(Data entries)
-----
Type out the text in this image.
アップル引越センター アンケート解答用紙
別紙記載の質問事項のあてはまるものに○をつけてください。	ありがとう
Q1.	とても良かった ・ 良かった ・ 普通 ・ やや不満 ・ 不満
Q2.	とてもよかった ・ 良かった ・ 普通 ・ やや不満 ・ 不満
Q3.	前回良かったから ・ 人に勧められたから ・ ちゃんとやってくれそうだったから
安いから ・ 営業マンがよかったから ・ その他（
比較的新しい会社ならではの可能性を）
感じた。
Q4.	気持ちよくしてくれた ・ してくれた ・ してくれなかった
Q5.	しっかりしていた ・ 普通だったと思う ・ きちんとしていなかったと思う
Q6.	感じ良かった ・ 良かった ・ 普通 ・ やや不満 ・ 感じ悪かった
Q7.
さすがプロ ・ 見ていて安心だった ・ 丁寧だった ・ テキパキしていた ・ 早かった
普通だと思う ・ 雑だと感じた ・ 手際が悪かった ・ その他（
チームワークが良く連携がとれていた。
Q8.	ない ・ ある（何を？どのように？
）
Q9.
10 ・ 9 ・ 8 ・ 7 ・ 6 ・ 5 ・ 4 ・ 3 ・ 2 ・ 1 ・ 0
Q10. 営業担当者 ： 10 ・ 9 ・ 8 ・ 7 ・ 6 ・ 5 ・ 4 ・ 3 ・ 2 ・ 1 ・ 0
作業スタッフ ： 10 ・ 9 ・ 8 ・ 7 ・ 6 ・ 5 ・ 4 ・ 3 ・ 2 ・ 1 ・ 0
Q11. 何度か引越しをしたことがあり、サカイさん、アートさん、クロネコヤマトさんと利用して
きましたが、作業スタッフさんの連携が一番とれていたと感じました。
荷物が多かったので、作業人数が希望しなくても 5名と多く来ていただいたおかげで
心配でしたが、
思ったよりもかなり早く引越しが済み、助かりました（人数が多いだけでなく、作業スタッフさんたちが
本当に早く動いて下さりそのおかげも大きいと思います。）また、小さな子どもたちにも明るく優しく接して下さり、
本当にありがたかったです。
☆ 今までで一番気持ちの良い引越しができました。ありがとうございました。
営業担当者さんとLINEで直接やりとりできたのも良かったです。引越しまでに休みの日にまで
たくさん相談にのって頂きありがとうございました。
-----
Give nothing but the count of lines in the listing above that hold the string "やや不満".

* SOLVED PROBLEM *
3